Re: Don't Aggregrate Me

2005-08-25 Thread Walter Underwood

--On August 25, 2005 3:43:03 PM -0400 Karl Dubost [EMAIL PROTECTED] wrote:
 Le 05-08-25 à 12:51, Walter Underwood a écrit :
 /robots.txt is one approach. Wouldn't hurt to have a recommendation
 for whether Atom clients honor that.
 
 Not many honor it.

I'm not surprised. There seems to be a new generation of robots that
hasn't learned much from the first generation. The Robots mailing list
is silent these day. That is why we should make a recommendation about it.

wunder
--
Walter Underwood
Principal Software Architect, Verity



Re: Don't Aggregrate Me

2005-08-25 Thread Walter Underwood

I would call desktop clients clients not robots. The distinction is
how they add feeds to the polling list. Clients add them because of
human decisions. Robots discover them mechanically and add them.

So, clients should act like browsers, and ignore robots.txt.

Robots.txt is not very widely deployed (around 5% of sites), but it 
does work OK for general web content.

wunder

--On August 25, 2005 10:25:08 PM +0200 Henry Story [EMAIL PROTECTED] wrote:

 
 Mhh. I have not looked into this. But is not every desktop aggregator  a 
 robot?
 
 Henry
 
 On 25 Aug 2005, at 22:18, James M Snell wrote:
 At the very least, aggregators should respect robots.txt.  Doing so  
 would allow publishers to restrict who is allowed to pull their feed.

**DATA SECTION**
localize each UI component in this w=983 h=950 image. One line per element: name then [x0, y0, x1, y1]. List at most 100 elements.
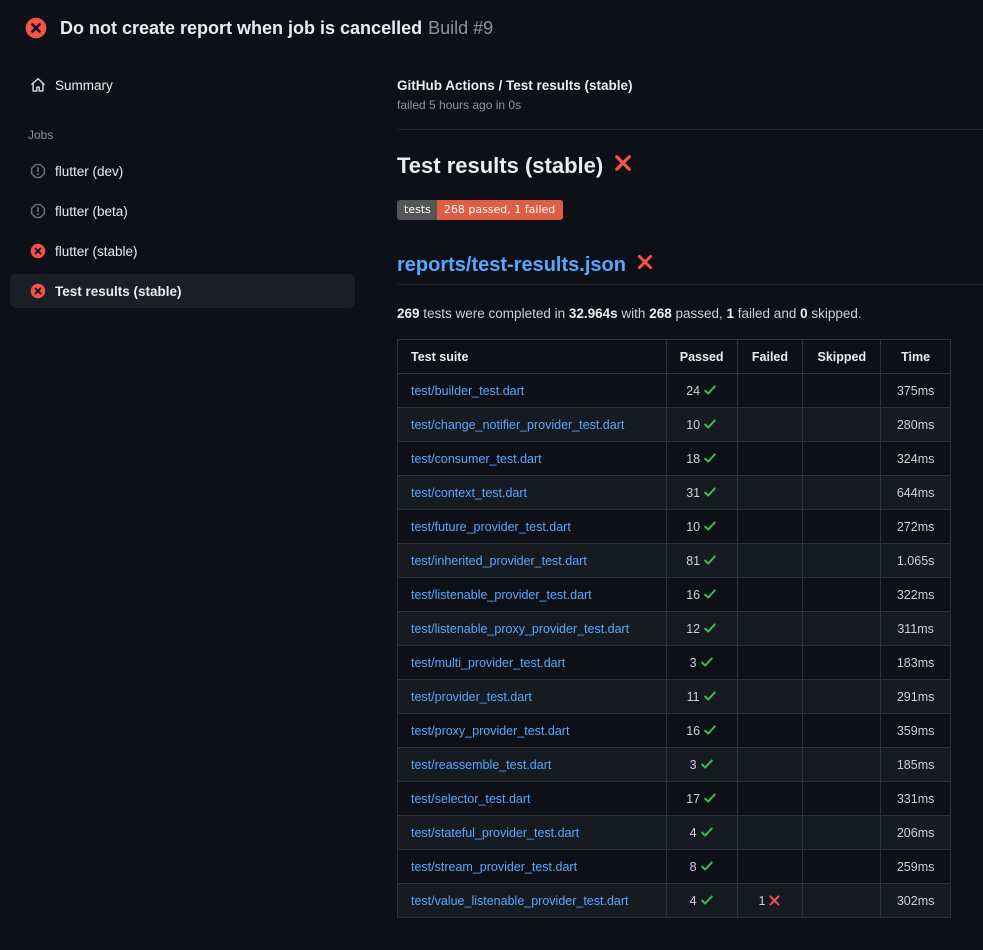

**EXERCISE GOAL**
Can you reproduce the full mailing-list thread about robots.txt and feed aggregators from above, word for word?

**EXERCISE ANSWER**
Re: Don't Aggregrate Me

2005-08-25 Thread Walter Underwood

--On August 25, 2005 3:43:03 PM -0400 Karl Dubost [EMAIL PROTECTED] wrote:
 Le 05-08-25 à 12:51, Walter Underwood a écrit :
 /robots.txt is one approach. Wouldn't hurt to have a recommendation
 for whether Atom clients honor that.
 
 Not many honor it.

I'm not surprised. There seems to be a new generation of robots that
hasn't learned much from the first generation. The Robots mailing list
is silent these day. That is why we should make a recommendation about it.

wunder
--
Walter Underwood
Principal Software Architect, Verity



Re: Don't Aggregrate Me

2005-08-25 Thread Walter Underwood

I would call desktop clients clients not robots. The distinction is
how they add feeds to the polling list. Clients add them because of
human decisions. Robots discover them mechanically and add them.

So, clients should act like browsers, and ignore robots.txt.

Robots.txt is not very widely deployed (around 5% of sites), but it 
does work OK for general web content.

wunder

--On August 25, 2005 10:25:08 PM +0200 Henry Story [EMAIL PROTECTED] wrote:

 
 Mhh. I have not looked into this. But is not every desktop aggregator  a 
 robot?
 
 Henry
 
 On 25 Aug 2005, at 22:18, James M Snell wrote:
 At the very least, aggregators should respect robots.txt.  Doing so  
 would allow publishers to restrict who is allowed to pull their feed.